> TASK
Copy each line containing the word "minutes" from the records that follow, please.

— start of RAW RECORDS —

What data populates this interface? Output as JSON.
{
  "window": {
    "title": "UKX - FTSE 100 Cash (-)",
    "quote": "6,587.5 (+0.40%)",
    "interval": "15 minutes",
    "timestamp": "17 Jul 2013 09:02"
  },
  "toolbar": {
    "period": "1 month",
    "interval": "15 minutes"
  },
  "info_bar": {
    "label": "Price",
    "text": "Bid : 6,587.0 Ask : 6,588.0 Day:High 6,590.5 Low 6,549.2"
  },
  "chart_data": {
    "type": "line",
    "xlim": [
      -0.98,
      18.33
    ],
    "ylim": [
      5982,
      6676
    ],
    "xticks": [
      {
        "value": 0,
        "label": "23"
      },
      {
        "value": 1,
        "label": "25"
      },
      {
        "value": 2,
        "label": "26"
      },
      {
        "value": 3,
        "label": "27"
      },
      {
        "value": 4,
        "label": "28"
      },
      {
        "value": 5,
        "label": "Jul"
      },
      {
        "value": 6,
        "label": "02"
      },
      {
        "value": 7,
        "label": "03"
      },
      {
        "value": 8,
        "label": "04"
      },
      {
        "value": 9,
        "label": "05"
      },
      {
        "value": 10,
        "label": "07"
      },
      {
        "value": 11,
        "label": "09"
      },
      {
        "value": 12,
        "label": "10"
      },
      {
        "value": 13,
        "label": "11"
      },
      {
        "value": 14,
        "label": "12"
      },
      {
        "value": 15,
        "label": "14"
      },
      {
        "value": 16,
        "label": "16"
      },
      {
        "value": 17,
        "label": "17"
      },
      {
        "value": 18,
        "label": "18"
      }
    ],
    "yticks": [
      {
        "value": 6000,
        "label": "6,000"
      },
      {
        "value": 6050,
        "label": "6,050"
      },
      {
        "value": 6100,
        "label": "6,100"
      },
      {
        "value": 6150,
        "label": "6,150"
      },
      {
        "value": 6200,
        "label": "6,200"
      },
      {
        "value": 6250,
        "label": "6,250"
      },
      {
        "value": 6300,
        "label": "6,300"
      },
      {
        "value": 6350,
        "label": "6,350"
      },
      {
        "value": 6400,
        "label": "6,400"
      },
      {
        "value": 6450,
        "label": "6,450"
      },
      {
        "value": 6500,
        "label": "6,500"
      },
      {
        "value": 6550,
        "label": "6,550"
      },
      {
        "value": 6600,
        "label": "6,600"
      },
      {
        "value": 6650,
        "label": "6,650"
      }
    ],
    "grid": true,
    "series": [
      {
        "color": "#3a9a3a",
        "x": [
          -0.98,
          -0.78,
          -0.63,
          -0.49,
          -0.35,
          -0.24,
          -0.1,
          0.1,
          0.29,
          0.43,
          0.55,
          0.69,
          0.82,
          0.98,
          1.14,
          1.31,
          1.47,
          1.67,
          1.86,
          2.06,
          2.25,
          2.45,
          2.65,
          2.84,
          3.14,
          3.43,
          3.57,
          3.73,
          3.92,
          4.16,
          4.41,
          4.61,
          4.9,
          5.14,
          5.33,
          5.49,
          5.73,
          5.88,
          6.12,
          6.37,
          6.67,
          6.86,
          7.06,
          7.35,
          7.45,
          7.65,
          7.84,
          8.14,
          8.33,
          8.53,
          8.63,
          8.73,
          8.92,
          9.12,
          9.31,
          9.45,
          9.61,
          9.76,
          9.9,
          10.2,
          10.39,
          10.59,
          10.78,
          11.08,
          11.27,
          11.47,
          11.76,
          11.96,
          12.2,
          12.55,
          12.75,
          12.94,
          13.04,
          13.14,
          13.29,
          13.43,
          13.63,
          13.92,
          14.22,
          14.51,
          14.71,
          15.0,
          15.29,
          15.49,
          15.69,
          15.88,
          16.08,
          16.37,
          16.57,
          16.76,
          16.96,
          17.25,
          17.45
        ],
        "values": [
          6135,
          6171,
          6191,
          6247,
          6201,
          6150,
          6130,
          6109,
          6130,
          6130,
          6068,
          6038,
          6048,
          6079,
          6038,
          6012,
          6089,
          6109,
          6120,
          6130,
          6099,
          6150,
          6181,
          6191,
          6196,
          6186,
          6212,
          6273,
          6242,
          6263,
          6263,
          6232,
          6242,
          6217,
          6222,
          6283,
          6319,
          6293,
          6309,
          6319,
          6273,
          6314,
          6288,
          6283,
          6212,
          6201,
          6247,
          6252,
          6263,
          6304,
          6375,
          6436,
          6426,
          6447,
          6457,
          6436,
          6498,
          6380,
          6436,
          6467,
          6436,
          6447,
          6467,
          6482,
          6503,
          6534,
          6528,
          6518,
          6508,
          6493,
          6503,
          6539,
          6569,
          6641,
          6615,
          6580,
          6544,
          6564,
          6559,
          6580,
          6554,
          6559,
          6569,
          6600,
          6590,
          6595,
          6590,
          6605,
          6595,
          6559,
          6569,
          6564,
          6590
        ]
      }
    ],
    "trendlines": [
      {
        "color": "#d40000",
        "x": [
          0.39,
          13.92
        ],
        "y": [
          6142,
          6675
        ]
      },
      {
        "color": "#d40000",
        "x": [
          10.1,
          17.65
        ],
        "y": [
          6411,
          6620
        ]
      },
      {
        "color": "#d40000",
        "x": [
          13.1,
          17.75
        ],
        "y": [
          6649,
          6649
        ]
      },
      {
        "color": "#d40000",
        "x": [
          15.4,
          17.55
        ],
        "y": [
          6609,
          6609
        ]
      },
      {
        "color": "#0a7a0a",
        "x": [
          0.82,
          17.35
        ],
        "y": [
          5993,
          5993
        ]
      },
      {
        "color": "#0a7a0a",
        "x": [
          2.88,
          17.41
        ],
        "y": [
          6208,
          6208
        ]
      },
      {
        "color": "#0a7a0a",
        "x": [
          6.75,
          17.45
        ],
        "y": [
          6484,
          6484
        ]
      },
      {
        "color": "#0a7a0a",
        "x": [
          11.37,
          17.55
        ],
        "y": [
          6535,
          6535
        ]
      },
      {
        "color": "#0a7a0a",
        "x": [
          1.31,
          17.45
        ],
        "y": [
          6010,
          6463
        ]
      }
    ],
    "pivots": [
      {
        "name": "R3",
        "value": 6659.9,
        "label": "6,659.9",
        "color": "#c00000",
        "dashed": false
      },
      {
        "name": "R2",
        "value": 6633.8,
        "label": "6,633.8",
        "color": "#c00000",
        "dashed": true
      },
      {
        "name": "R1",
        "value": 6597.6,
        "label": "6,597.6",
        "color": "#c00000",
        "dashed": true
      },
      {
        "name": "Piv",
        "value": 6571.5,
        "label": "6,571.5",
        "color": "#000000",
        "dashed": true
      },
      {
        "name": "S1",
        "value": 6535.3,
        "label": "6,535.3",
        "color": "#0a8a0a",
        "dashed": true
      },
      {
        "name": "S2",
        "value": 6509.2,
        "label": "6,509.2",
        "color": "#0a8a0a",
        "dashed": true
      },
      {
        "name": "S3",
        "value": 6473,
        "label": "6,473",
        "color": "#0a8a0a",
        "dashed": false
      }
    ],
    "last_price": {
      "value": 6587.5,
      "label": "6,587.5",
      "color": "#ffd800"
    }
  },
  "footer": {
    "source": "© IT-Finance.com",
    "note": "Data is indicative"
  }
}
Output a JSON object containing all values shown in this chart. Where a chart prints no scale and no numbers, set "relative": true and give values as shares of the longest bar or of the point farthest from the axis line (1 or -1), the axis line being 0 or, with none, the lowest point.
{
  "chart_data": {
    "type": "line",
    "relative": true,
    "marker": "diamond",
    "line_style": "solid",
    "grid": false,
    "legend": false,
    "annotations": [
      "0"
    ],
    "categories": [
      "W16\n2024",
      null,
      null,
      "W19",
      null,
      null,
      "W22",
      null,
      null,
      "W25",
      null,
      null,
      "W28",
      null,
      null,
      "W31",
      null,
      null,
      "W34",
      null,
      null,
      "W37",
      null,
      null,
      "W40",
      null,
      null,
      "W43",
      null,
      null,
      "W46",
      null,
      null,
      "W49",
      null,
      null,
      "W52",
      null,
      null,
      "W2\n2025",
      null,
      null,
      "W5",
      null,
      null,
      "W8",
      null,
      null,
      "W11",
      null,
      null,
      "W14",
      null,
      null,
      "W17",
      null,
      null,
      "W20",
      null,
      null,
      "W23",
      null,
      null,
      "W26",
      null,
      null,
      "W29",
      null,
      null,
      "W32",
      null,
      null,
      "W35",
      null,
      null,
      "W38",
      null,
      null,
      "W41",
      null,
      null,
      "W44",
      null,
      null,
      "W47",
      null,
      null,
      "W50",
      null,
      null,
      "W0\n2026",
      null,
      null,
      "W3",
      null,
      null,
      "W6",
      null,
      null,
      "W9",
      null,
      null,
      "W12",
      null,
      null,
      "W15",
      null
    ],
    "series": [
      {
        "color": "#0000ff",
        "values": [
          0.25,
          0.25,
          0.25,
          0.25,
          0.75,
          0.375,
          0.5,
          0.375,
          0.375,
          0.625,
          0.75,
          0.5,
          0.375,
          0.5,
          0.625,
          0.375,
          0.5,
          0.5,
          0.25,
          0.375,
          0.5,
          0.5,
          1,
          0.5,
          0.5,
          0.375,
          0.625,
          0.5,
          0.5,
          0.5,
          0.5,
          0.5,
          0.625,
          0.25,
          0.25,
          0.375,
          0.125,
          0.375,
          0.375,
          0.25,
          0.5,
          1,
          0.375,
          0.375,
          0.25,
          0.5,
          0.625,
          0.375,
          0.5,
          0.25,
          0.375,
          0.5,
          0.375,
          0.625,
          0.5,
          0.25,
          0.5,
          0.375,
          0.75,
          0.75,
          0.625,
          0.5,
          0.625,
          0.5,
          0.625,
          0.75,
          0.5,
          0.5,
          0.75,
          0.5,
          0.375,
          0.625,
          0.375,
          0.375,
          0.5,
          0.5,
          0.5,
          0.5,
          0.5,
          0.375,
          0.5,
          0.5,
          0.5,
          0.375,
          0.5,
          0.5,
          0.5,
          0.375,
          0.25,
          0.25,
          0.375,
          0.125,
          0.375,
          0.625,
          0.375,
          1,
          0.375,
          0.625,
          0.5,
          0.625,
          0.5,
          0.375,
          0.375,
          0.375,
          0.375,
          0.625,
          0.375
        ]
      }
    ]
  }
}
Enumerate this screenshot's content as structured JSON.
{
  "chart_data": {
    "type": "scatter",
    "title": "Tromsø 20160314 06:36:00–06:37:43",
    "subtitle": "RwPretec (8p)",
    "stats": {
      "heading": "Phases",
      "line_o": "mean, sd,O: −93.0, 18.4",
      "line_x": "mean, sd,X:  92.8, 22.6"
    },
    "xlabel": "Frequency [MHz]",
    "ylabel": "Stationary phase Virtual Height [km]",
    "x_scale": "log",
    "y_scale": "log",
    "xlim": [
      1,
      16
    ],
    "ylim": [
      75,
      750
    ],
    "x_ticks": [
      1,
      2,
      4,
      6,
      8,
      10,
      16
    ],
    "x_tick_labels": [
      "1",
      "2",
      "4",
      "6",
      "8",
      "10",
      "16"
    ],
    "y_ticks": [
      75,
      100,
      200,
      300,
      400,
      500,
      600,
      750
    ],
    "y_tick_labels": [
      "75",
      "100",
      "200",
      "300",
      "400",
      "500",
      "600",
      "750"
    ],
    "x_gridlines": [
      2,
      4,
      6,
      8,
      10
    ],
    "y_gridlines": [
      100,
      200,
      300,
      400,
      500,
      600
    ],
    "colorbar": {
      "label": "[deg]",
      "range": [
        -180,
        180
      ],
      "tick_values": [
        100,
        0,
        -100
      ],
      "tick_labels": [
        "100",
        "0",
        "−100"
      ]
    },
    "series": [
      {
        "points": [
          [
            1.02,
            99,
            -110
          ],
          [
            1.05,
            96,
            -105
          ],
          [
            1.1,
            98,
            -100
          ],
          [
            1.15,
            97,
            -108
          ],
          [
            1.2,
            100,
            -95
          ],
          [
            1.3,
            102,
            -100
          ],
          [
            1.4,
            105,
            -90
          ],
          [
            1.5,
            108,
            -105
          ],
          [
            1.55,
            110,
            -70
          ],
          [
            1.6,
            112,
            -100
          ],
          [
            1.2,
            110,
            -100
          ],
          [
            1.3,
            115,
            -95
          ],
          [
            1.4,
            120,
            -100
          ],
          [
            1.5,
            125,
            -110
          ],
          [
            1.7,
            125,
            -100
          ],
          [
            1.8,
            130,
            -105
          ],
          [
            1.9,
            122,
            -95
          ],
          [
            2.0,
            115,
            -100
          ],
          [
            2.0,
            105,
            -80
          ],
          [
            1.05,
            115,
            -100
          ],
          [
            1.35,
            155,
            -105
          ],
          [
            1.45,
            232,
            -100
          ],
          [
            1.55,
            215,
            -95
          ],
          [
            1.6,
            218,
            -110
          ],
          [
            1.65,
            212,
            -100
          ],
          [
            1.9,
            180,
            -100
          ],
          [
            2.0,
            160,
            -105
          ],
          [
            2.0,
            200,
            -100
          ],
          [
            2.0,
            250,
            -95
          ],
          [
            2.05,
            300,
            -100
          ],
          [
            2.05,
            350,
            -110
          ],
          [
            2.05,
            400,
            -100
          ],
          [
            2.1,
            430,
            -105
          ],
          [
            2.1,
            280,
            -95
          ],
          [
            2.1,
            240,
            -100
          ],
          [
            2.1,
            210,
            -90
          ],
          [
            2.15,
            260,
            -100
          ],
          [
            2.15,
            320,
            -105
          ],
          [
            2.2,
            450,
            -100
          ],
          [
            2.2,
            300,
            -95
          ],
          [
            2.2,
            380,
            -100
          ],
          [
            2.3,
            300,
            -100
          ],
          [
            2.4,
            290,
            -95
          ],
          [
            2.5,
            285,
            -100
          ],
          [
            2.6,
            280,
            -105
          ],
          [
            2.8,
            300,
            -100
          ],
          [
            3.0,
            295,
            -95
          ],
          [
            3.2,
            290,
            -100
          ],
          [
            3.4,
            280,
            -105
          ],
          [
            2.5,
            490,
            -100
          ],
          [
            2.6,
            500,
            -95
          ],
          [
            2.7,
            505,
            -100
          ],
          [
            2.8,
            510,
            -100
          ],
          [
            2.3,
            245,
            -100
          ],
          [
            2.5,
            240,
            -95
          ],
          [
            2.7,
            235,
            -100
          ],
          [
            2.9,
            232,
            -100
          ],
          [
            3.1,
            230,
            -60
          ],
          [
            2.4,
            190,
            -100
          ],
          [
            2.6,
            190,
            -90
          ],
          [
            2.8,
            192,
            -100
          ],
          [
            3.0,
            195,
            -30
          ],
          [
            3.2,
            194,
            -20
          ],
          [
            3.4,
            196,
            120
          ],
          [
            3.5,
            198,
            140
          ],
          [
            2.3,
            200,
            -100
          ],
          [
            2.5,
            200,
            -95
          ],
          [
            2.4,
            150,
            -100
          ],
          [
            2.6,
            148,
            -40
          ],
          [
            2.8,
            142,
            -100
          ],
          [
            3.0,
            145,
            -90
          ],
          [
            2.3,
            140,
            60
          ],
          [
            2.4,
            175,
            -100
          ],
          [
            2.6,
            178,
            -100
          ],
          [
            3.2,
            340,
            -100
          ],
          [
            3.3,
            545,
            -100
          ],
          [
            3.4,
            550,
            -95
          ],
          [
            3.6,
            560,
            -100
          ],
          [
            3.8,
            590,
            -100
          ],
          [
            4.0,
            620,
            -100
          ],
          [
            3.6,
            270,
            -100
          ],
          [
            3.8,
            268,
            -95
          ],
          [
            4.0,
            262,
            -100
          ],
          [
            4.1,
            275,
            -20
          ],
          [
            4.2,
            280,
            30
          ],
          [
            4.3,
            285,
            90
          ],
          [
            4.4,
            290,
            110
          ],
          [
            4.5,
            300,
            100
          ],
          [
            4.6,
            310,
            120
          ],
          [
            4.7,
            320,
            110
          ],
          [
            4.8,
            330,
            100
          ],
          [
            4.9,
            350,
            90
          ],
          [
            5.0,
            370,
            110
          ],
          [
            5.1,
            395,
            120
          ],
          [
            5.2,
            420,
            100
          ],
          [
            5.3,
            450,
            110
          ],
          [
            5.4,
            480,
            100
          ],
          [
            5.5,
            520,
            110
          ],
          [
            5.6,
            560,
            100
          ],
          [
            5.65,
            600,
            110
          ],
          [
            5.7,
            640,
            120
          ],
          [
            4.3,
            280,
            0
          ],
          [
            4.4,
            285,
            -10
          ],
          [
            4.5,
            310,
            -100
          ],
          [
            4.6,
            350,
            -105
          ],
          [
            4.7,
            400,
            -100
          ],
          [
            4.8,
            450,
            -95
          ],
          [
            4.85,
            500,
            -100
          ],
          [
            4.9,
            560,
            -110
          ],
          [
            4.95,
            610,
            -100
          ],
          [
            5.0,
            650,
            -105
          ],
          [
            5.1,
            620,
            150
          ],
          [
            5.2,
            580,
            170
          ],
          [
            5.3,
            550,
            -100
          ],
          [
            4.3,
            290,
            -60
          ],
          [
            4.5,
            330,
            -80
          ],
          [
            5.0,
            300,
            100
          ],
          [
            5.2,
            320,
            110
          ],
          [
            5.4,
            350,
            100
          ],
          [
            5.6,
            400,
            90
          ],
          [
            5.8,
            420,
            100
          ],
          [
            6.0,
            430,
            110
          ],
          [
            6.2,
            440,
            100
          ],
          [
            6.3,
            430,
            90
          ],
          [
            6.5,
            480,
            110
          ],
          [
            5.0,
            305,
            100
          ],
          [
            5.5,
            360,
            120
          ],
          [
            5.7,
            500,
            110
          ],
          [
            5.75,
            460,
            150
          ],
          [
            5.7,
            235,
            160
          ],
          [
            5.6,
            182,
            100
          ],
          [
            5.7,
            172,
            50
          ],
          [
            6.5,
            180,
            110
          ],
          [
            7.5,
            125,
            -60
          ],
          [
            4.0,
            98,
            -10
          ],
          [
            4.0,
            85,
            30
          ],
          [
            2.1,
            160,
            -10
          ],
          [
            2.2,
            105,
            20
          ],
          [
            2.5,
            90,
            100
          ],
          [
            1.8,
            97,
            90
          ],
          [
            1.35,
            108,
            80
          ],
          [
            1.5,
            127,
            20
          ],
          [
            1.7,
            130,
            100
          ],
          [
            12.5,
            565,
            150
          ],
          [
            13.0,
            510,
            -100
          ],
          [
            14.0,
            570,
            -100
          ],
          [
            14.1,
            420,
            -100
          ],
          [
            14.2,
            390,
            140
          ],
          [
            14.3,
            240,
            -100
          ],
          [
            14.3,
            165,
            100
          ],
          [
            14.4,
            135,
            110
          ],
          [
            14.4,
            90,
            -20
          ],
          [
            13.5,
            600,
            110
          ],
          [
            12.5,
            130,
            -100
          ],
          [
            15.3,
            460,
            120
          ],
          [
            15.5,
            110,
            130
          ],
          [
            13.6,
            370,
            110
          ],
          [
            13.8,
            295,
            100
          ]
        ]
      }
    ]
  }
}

— end of RAW RECORDS —

> ANSWER TO THIS EXERCISE
    "interval": "15 minutes",
    "interval": "15 minutes"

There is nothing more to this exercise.